The speaker was General George C. Marshall,
outlining the Marshall Plan in an address at Harvard University on June
5, 1947.
Surveying the wrecked economies of Europe, Marshall
noted the "possibilities of disturbances arising as a result of
the desperation of the people concerned." He said that there could
be "no political stability and no assured peace" without economic
security, and that U.S. policy was "directed not against any country
or doctrine but against hunger, poverty, desperation, and chaos."
The
moral and political challenge America faces
As President Bush and his advisors review
the results of the initial bombing campaign, they might also consider
the relevance of Marshall's strategy to the moral and political problems
America now confronts. Of course we should find the people responsible
for the deaths of September 11 and bring them to justice, and work with
other nations to root out other terrorist networks. But we must do so
in a way that does not result in the deaths of even more innocent people,
deaths that would only deepen the cycle of anger and rage that led to
September 11.
What is largely missing from the
administration's rhetoric is recognition of the scale of the underlying
problems that have to be addressed, regardless of how successful we
may be in the short run in tracking down the perpetrators of the September
11th terrorist assaults.
As Marshall's words so plainly suggest,
finding the terrorists should be part of a much more ambitious campaign,
one in which the rich countries approach the appalling inequities of
the world with the same boldness and determination that the United States
brought to bear in Europe under the Marshall Plan.
The global
problems we must address
We don't really need to spend another dime
on "intelligence" to recognize the conditions that leave whole
countries in a state of despair and misery. Some 1.2 billion people
worldwide struggle to survive on $1 day or less. 1.2 billion people
lack access to safe drinking water and 2.9 billion have inadequate access
to sanitation.

- _Excerpted records_:

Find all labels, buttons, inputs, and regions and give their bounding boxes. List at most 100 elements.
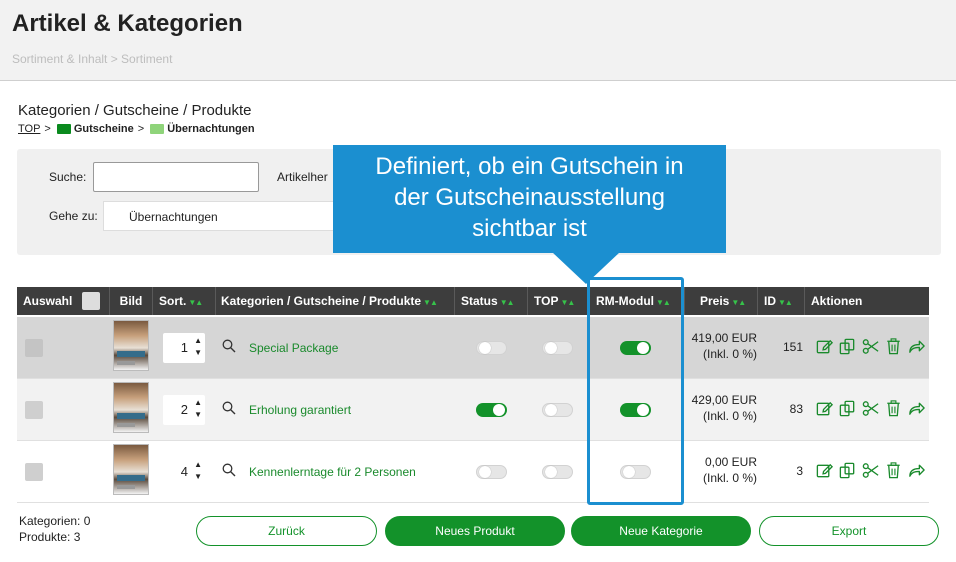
price-value: 0,00 EUR <box>704 455 757 469</box>
breadcrumb[interactable]: Sortiment & Inhalt > Sortiment <box>12 52 172 66</box>
header-price-label: Preis <box>700 294 730 308</box>
sort-value: 2 <box>180 402 188 417</box>
search-label: Suche: <box>49 170 87 184</box>
trash-icon[interactable] <box>884 399 903 418</box>
search-input[interactable] <box>93 162 259 192</box>
price-tax-note: (Inkl. 0 %) <box>702 471 757 485</box>
callout-line: Definiert, ob ein Gutschein in <box>375 153 684 180</box>
categories-count: Kategorien: 0 <box>19 514 91 528</box>
trash-icon[interactable] <box>884 337 903 356</box>
header-status[interactable]: Status ▼▲ <box>455 287 528 315</box>
row-actions <box>815 461 926 480</box>
path-folder-uebernachtungen[interactable]: Übernachtungen <box>167 123 254 135</box>
sort-arrows-icon[interactable]: ▼▲ <box>560 289 575 317</box>
copy-icon[interactable] <box>838 399 857 418</box>
section-title: Kategorien / Gutscheine / Produkte <box>18 102 252 119</box>
folder-icon <box>56 124 71 134</box>
row-checkbox[interactable] <box>25 463 43 481</box>
sort-value: 4 <box>180 464 188 479</box>
header-id-label: ID <box>764 294 776 308</box>
sort-arrows-icon[interactable]: ▼▲ <box>778 289 793 317</box>
header-image: Bild <box>110 287 153 315</box>
search-icon[interactable] <box>222 339 236 353</box>
status-toggle[interactable] <box>476 465 507 479</box>
id-cell: 3 <box>796 464 803 478</box>
callout-line: sichtbar ist <box>472 215 587 242</box>
table-row: 4 ▲ ▼ Kennenlerntage für 2 Personen 0,00 … <box>17 441 929 503</box>
row-actions <box>815 337 926 356</box>
sort-arrows-icon[interactable]: ▼▲ <box>500 289 515 317</box>
copy-icon[interactable] <box>838 461 857 480</box>
header-sort[interactable]: Sort. ▼▲ <box>153 287 216 315</box>
header-name[interactable]: Kategorien / Gutscheine / Produkte ▼▲ <box>216 287 455 315</box>
row-checkbox[interactable] <box>25 339 43 357</box>
select-all-checkbox[interactable] <box>81 291 100 310</box>
price-cell: 429,00 EUR (Inkl. 0 %) <box>685 392 757 424</box>
goto-select[interactable]: Übernachtungen <box>103 201 335 231</box>
search-icon[interactable] <box>222 401 236 415</box>
share-arrow-icon[interactable] <box>907 337 926 356</box>
scissors-icon[interactable] <box>861 399 880 418</box>
header-price[interactable]: Preis ▼▲ <box>685 287 758 315</box>
header-top[interactable]: TOP ▼▲ <box>528 287 590 315</box>
edit-icon[interactable] <box>815 337 834 356</box>
sort-stepper[interactable]: 2 ▲ ▼ <box>163 395 205 425</box>
price-tax-note: (Inkl. 0 %) <box>702 347 757 361</box>
stepper-arrows-icon[interactable]: ▲ ▼ <box>194 459 202 483</box>
stepper-arrows-icon[interactable]: ▲ ▼ <box>194 397 202 421</box>
stepper-arrows-icon[interactable]: ▲ ▼ <box>194 335 202 359</box>
row-actions <box>815 399 926 418</box>
top-toggle[interactable] <box>542 465 573 479</box>
goto-label: Gehe zu: <box>49 209 98 223</box>
new-product-button[interactable]: Neues Produkt <box>385 516 565 546</box>
edit-icon[interactable] <box>815 399 834 418</box>
header-id[interactable]: ID ▼▲ <box>758 287 805 315</box>
sort-arrows-icon[interactable]: ▼▲ <box>423 289 438 317</box>
id-cell: 83 <box>789 402 803 416</box>
sort-arrows-icon[interactable]: ▼▲ <box>731 289 746 317</box>
folder-open-icon <box>150 124 165 134</box>
sort-stepper[interactable]: 4 ▲ ▼ <box>163 457 205 487</box>
top-toggle[interactable] <box>542 403 573 417</box>
edit-icon[interactable] <box>815 461 834 480</box>
price-tax-note: (Inkl. 0 %) <box>702 409 757 423</box>
back-button[interactable]: Zurück <box>196 516 377 546</box>
share-arrow-icon[interactable] <box>907 461 926 480</box>
sort-stepper[interactable]: 1 ▲ ▼ <box>163 333 205 363</box>
price-cell: 419,00 EUR (Inkl. 0 %) <box>685 330 757 362</box>
price-value: 429,00 EUR <box>691 393 757 407</box>
scissors-icon[interactable] <box>861 461 880 480</box>
products-count: Produkte: 3 <box>19 530 81 544</box>
product-name-link[interactable]: Erholung garantiert <box>249 403 351 417</box>
export-button[interactable]: Export <box>759 516 939 546</box>
scissors-icon[interactable] <box>861 337 880 356</box>
id-cell: 151 <box>782 340 803 354</box>
new-category-button[interactable]: Neue Kategorie <box>571 516 751 546</box>
tooltip-callout: Definiert, ob ein Gutschein in der Gutsc… <box>333 145 726 253</box>
status-toggle[interactable] <box>476 403 507 417</box>
header-sort-label: Sort. <box>159 294 187 308</box>
status-toggle[interactable] <box>476 341 507 355</box>
header-name-label: Kategorien / Gutscheine / Produkte <box>221 294 422 308</box>
page-header: Artikel & Kategorien Sortiment & Inhalt … <box>0 0 956 81</box>
price-value: 419,00 EUR <box>691 331 757 345</box>
callout-line: der Gutscheinausstellung <box>394 184 665 211</box>
product-name-link[interactable]: Kennenlerntage für 2 Personen <box>249 465 416 479</box>
top-toggle[interactable] <box>542 341 573 355</box>
sort-arrows-icon[interactable]: ▼▲ <box>188 289 203 317</box>
row-checkbox[interactable] <box>25 401 43 419</box>
path-top-link[interactable]: TOP <box>18 123 40 135</box>
page-title: Artikel & Kategorien <box>12 10 243 37</box>
price-cell: 0,00 EUR (Inkl. 0 %) <box>685 454 757 486</box>
product-thumbnail <box>113 382 149 433</box>
header-select: Auswahl <box>17 287 110 315</box>
path-folder-gutscheine[interactable]: Gutscheine <box>74 123 134 135</box>
trash-icon[interactable] <box>884 461 903 480</box>
share-arrow-icon[interactable] <box>907 399 926 418</box>
copy-icon[interactable] <box>838 337 857 356</box>
header-top-label: TOP <box>534 294 559 308</box>
table-header: Auswahl Bild Sort. ▼▲ Kategorien / Gutsch… <box>17 287 929 315</box>
product-name-link[interactable]: Special Package <box>249 341 338 355</box>
search-icon[interactable] <box>222 463 236 477</box>
table-row: 1 ▲ ▼ Special Package 419,00 EUR (Inkl. 0 … <box>17 317 929 379</box>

- _Jobs_:
**a.** In the essay on the Marshall Plan, where and on what date did Marshall outline the plan?
**b.** Write the next part of the essay on the Marshall Plan, starting after its final sentence.
The lines are not needed for this work.

- _Answer list_:
**a.** In an address at Harvard University on June 5, 1947.

**b.**
About 150 million children are malnourished,
and more than 10 million children under 5 will die in 2001 alone. At
least 150 million people are unemployed and 900 million are "underemployed"
- contending with inadequate incomes despite long hours of backbreaking
work.
Globalization has raised expectations, even as
modern communications make the rising inequality between a rich, powerful,
and imposing West and the rest of the world visible to all. Poverty
and deprivation do not automatically translate into hatred. But people
whose hopes have worn thin, whose aspirations have been thwarted, and
whose discontent is rising, are far more likely to succumb to the siren
song of extremism. This is particularly true for the swelling ranks
of young people whose prospects for the future are bleak. Some 34 percent
of the developing world's population is under 15 years of age.
Instead
of an additional $100 billion on military action, we could do this....
The United States and the other industrial
nations should launch a global "Marshall Plan" to provide
everyone on earth with a decent standard of living. We can already hear
the cries of people claiming that such a global plan would "cost
too much." But let's look at the numbers.
The cost of our initial response
has soared into the tens of billions of dollars, on top of an already
large proposed defense budget of $342.7 billion. For
the sake of comparison, let's assume that the United States will spend
an additional $100 billion on military
actions in the next 12 months. What could we buy if we matched this
$100 billion military expenditure dollar-for-dollar with spending on
programs to alleviate human suffering?
A 1998 report by the United Nations
Development Programme estimated the annual cost to achieve universal
access to a number of basic social services in all developing countries:
- $9 billion would provide water
and sanitation for all;
- $12 billion would cover reproductive health for all women;
- $13 billion would give every person on Earth basic health and nutrition;
and
- $6 billion would provide basic education for all.
These sums are substantial, but
they are still only a fraction of the tens of billions of dollars we
are already spending. And these social and health expenditures pale
in comparison with what is being spent on the military by all nations
- some $780 billion each year.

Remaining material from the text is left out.